### EXCERPTED PASSAGE
What kind of training have you been doing here in Kühtai? Is it different from your “normal” training? Yes, you can say that we reduce the intensity but increase the volume. We ride a lot in the mountains for hours on end and do a lot of work. The fine tuning and the really intense efforts are kept for after the training camp, when we are back down in the valley.

George Bennett and the LottoNL-Jumbo team training at altitude in Kühtai.

How many kilometres and vertical metres of climbing do you do on average? Recently we have been doing around 200 kilometres and 4,500 metres of climbing – that was a long day for us. Here it’s almost impossible to ride less than 3,000 vertical metres. That is perfect for us because the climbs place a strain on muscles which you normally don’t use when riding on the flat. 

What do you find more difficult – the climbs or the descents? The climbs. The descents are just really fun. I also like climbing, because that’s what I’m good at. When it comes to the descents I guess you could say we’re all still like kids. We love going downhill as fast as we can. It’s fun.

Is it hard to get used to the altitude? Personally I don’t find it that difficult. I have an apartment at around 2,000 metres above sea level in Andorra, and as a climber I do lots of altitude camps around the world. Sprinters, on the other hand, probably don’t come as this high as often and may need up to a week to get used to the altitude and to start training properly.

### SET OF TASKS
(1) In the Kühtai training interview, where does the rider being interviewed have an apartment?
(2) Repeat, word for word, the part of the Kühtai training interview that begins at the words "George Bennett and" and stops after the words "on the flat.".

### DATA SECTION
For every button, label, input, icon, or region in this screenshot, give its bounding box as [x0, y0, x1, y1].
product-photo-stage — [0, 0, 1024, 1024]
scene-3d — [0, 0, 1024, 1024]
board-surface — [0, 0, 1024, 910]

==

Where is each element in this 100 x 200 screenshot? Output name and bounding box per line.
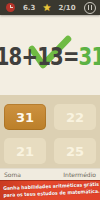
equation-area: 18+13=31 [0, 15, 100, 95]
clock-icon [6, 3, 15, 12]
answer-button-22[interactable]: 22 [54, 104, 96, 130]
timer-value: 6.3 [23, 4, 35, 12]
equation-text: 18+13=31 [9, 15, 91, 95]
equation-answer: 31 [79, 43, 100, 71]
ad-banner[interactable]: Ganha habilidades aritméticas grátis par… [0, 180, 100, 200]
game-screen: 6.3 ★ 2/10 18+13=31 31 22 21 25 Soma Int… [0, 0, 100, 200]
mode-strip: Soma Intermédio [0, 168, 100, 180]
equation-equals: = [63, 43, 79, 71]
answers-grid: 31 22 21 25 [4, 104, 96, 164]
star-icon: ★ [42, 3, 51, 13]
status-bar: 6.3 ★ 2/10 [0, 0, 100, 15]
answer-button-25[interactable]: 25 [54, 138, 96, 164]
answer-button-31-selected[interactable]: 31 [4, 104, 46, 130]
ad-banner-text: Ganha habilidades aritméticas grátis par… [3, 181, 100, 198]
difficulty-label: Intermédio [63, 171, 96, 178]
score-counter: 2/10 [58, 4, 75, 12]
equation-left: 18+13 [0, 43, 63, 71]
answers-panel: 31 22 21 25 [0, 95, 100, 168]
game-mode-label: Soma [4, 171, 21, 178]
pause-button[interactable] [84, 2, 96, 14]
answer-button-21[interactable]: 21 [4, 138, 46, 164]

### SOLUTIONS BY TASK
(1) In Andorra, at around 2,000 metres above sea level.

(2)
George Bennett and the LottoNL-Jumbo team training at altitude in Kühtai.

How many kilometres and vertical metres of climbing do you do on average? Recently we have been doing around 200 kilometres and 4,500 metres of climbing – that was a long day for us. Here it’s almost impossible to ride less than 3,000 vertical metres. That is perfect for us because the climbs place a strain on muscles which you normally don’t use when riding on the flat.